### Text provided
****

SANTTUcurriculum vitae
11 Oct 2018

## Have 2 hours time to kill? then predict how much a house would sell for, in the UK

I had roughly 2 hours of time to kill and I wanted to predict how much a house would sell for in the UK. Luckily there was a dataset on the land registrations in the UK. So I downloaded it from here.

The data was so huge and I knew practically my ultrabook would die solving the problem :). So, to begin with, the dataset was split into several chunks so as to avoid memory problems. I will not go into the details of explaining the data here as all the details are mentioned in the link above.

From each of the chunk ’Date’, ’Property’, ’Lease’, ’Location’ and ’Price’ were considered as my predictor variables. The predictors were categorical hence to represent them in dichotomy, dummy variables were created.

The data was downsampled to avoid memory problems by selecting every 1000th sample vector. Train and test splits were created based on the year 2015.

After that, Machine learning methods including 1) Linear regression (with categorical inputs and robust linear model) and 2) Gaussian Process Regression (KernelFunction was ardsquaredexponential) were used to find the predictions.

****

### Data rows

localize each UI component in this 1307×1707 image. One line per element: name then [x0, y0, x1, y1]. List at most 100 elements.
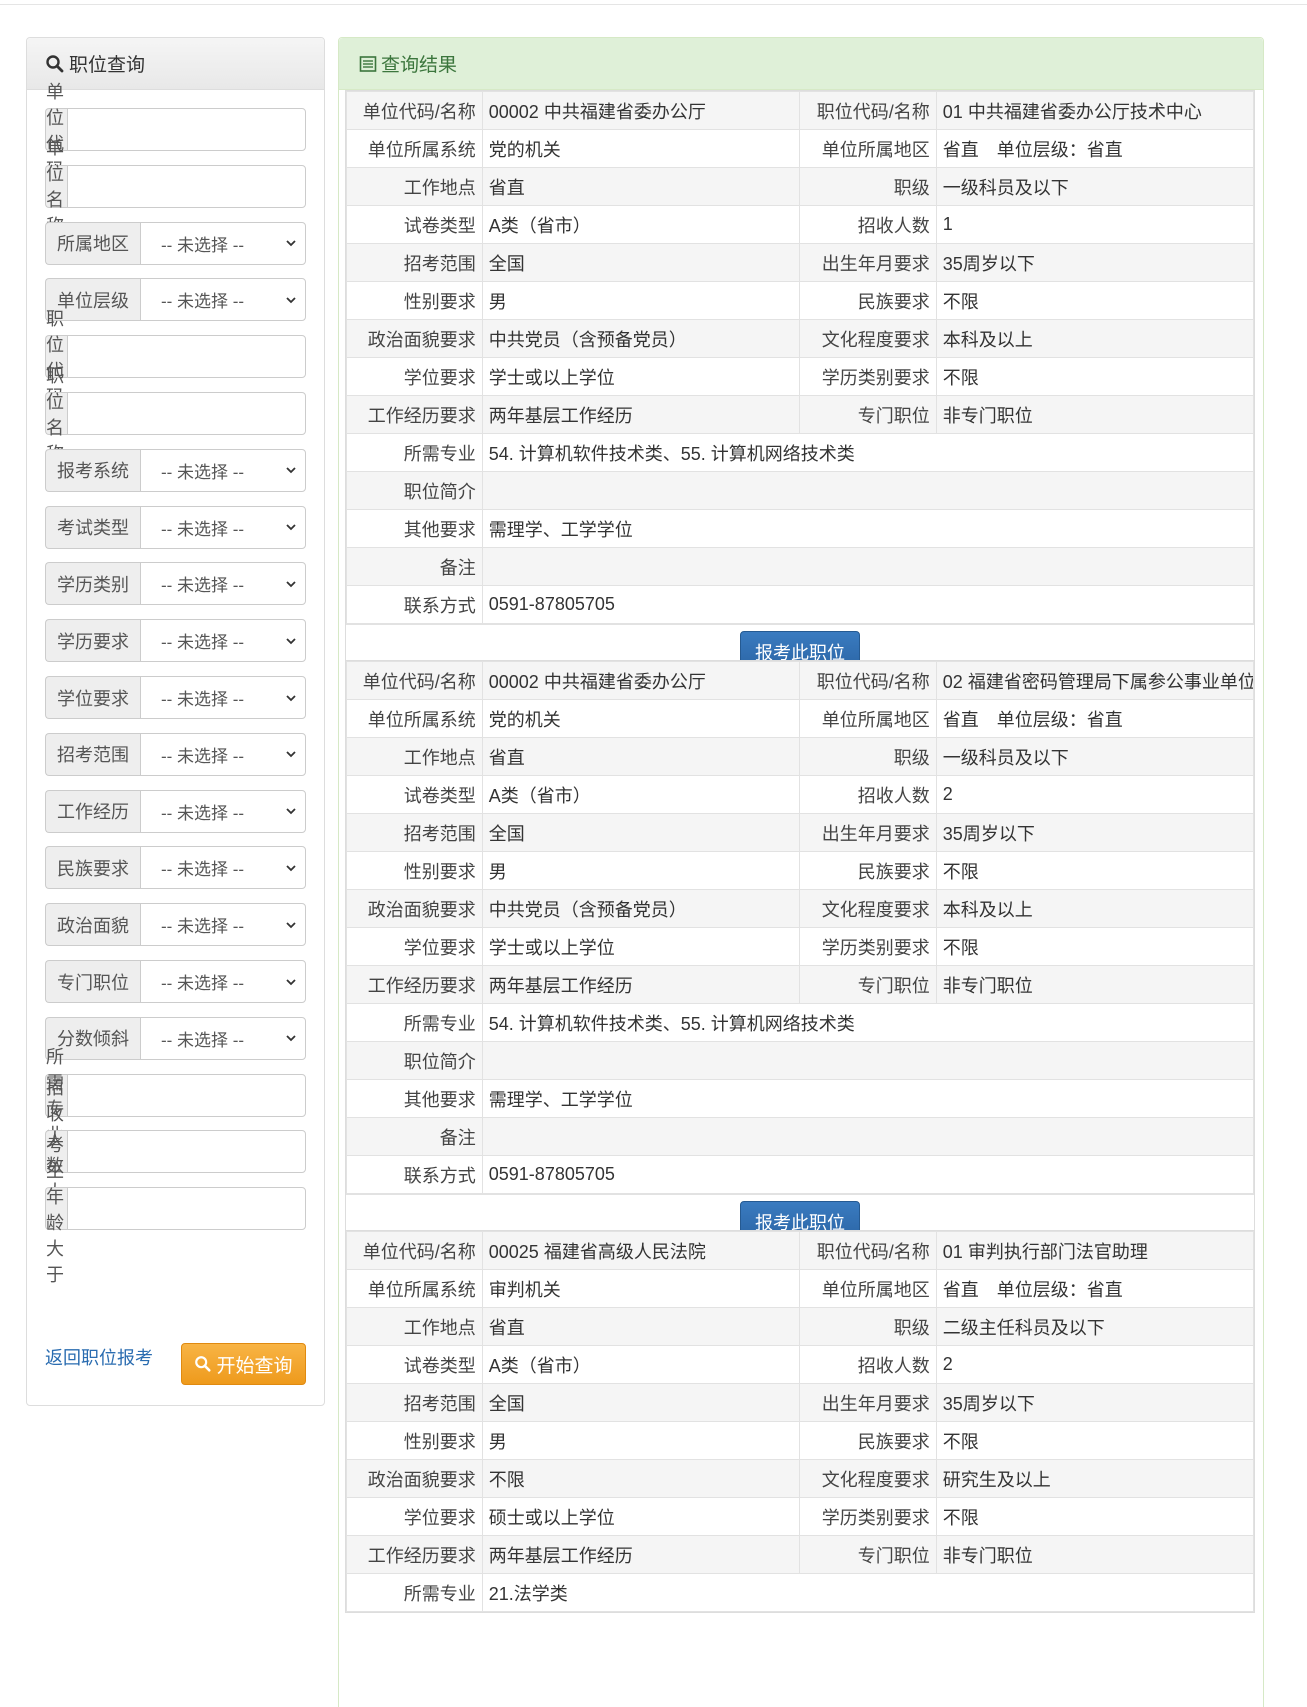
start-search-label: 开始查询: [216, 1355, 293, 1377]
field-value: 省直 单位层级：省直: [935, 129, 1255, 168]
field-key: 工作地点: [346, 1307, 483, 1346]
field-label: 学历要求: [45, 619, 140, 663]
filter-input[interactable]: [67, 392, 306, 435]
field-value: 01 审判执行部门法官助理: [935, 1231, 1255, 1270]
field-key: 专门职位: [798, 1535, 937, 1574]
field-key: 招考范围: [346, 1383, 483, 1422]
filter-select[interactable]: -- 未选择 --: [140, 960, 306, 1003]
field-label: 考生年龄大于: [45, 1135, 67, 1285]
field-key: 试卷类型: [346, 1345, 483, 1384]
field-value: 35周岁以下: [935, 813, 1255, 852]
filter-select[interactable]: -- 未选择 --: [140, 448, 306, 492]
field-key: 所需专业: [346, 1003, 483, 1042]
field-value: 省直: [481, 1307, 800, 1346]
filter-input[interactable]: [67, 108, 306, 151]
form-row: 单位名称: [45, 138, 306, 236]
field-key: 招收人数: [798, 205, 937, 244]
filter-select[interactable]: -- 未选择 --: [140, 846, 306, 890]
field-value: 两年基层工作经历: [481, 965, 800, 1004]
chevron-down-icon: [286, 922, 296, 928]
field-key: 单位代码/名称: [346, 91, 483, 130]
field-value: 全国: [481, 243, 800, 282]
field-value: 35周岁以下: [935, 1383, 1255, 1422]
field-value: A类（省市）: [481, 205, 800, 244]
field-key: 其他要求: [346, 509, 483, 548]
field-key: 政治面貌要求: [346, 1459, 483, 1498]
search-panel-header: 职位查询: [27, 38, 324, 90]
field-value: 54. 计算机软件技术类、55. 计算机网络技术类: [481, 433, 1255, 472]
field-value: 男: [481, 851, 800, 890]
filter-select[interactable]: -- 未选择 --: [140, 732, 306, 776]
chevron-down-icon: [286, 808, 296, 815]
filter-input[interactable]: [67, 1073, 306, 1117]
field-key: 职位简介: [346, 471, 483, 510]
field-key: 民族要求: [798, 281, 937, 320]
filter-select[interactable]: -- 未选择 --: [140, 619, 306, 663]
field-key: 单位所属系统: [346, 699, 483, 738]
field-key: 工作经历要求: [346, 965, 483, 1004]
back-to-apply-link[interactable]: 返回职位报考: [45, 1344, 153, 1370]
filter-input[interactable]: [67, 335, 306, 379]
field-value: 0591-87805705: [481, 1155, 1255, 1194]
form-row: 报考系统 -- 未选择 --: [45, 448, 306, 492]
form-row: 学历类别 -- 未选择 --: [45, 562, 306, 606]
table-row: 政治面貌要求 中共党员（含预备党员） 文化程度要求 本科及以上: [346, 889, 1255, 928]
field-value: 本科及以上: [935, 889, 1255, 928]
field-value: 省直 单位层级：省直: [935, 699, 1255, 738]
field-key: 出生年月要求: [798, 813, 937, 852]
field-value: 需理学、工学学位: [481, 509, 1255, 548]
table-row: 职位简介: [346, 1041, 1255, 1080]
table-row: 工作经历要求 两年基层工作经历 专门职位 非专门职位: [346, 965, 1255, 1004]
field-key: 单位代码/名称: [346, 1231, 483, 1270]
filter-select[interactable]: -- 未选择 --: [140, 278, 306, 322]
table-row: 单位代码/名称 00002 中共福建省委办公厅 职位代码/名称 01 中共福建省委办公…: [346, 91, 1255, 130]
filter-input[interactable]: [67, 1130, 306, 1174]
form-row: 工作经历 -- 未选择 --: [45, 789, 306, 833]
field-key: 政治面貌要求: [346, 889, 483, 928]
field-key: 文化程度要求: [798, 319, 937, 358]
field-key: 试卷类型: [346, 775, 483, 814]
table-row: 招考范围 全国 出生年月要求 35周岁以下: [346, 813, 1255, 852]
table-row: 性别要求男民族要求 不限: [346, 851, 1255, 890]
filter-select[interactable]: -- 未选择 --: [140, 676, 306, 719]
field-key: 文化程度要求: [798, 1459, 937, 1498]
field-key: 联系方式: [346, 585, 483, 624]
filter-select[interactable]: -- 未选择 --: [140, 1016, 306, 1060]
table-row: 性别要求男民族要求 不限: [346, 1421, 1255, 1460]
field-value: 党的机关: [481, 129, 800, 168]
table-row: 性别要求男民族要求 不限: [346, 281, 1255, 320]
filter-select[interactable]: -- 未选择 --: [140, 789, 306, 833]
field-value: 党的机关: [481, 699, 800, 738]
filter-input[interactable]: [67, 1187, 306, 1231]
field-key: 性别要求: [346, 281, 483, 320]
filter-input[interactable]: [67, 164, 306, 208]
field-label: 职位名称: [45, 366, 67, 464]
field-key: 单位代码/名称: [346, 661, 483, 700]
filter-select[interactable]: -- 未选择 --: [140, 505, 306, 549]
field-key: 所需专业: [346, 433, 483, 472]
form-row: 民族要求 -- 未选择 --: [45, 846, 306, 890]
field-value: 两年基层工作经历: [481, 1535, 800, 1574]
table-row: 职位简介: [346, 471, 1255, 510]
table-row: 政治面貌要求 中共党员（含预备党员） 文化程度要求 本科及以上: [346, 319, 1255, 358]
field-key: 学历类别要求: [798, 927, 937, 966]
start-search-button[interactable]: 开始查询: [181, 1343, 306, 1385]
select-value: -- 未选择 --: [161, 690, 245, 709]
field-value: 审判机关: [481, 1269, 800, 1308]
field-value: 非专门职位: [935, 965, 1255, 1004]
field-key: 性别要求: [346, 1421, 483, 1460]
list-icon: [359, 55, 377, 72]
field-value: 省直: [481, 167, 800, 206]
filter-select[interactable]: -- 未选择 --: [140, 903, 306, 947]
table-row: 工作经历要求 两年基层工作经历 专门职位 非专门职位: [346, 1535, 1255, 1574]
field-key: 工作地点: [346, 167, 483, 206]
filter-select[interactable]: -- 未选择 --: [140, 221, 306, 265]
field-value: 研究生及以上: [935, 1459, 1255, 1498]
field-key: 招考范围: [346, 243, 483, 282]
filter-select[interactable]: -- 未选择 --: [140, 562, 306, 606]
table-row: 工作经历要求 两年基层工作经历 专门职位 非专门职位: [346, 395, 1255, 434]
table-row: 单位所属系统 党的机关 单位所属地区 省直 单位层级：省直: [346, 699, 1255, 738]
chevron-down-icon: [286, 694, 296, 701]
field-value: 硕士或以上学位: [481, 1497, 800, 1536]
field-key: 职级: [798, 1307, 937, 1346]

****

### What the exercise asks
In the text about predicting UK house sale prices, how was the data downsampled to avoid memory problems?

### Response to the exercise
By selecting every 1000th sample vector.